Work to be completed:
The records that follow must be repeated verbatim, every one of them.

Dataset entries:
┌────────

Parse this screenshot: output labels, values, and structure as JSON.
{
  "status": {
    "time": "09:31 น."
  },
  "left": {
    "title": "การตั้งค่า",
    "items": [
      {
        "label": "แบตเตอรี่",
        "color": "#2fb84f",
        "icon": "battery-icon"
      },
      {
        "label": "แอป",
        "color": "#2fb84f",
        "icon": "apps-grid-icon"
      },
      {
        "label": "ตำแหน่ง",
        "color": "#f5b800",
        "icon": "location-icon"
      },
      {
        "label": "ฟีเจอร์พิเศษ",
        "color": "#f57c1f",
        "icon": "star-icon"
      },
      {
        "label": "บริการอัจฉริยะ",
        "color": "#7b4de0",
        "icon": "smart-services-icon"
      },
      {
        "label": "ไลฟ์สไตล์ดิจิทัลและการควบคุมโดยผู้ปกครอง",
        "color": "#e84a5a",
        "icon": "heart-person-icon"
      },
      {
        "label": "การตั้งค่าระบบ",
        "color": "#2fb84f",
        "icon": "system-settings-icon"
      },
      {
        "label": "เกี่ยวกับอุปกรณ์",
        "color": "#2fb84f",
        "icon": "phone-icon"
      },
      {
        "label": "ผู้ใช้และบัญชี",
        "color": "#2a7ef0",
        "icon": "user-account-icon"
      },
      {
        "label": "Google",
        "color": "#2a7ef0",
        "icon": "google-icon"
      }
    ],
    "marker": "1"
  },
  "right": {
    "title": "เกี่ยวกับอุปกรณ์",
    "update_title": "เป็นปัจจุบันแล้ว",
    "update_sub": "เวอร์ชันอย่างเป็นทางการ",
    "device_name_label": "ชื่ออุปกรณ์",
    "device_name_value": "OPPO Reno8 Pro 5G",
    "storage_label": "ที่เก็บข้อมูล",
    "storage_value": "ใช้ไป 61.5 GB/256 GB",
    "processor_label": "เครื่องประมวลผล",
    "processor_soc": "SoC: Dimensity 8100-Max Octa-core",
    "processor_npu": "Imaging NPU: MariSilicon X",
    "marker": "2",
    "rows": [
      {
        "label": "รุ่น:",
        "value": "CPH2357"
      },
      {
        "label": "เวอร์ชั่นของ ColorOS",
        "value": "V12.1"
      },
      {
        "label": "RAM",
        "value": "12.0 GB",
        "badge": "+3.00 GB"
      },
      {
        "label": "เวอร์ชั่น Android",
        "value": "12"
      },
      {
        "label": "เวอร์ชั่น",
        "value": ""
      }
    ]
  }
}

└────────

Full response:
Parse this screenshot: output labels, values, and structure as JSON.
{
  "status": {
    "time": "09:31 น."
  },
  "left": {
    "title": "การตั้งค่า",
    "items": [
      {
        "label": "แบตเตอรี่",
        "color": "#2fb84f",
        "icon": "battery-icon"
      },
      {
        "label": "แอป",
        "color": "#2fb84f",
        "icon": "apps-grid-icon"
      },
      {
        "label": "ตำแหน่ง",
        "color": "#f5b800",
        "icon": "location-icon"
      },
      {
        "label": "ฟีเจอร์พิเศษ",
        "color": "#f57c1f",
        "icon": "star-icon"
      },
      {
        "label": "บริการอัจฉริยะ",
        "color": "#7b4de0",
        "icon": "smart-services-icon"
      },
      {
        "label": "ไลฟ์สไตล์ดิจิทัลและการควบคุมโดยผู้ปกครอง",
        "color": "#e84a5a",
        "icon": "heart-person-icon"
      },
      {
        "label": "การตั้งค่าระบบ",
        "color": "#2fb84f",
        "icon": "system-settings-icon"
      },
      {
        "label": "เกี่ยวกับอุปกรณ์",
        "color": "#2fb84f",
        "icon": "phone-icon"
      },
      {
        "label": "ผู้ใช้และบัญชี",
        "color": "#2a7ef0",
        "icon": "user-account-icon"
      },
      {
        "label": "Google",
        "color": "#2a7ef0",
        "icon": "google-icon"
      }
    ],
    "marker": "1"
  },
  "right": {
    "title": "เกี่ยวกับอุปกรณ์",
    "update_title": "เป็นปัจจุบันแล้ว",
    "update_sub": "เวอร์ชันอย่างเป็นทางการ",
    "device_name_label": "ชื่ออุปกรณ์",
    "device_name_value": "OPPO Reno8 Pro 5G",
    "storage_label": "ที่เก็บข้อมูล",
    "storage_value": "ใช้ไป 61.5 GB/256 GB",
    "processor_label": "เครื่องประมวลผล",
    "processor_soc": "SoC: Dimensity 8100-Max Octa-core",
    "processor_npu": "Imaging NPU: MariSilicon X",
    "marker": "2",
    "rows": [
      {
        "label": "รุ่น:",
        "value": "CPH2357"
      },
      {
        "label": "เวอร์ชั่นของ ColorOS",
        "value": "V12.1"
      },
      {
        "label": "RAM",
        "value": "12.0 GB",
        "badge": "+3.00 GB"
      },
      {
        "label": "เวอร์ชั่น Android",
        "value": "12"
      },
      {
        "label": "เวอร์ชั่น",
        "value": ""
      }
    ]
  }
}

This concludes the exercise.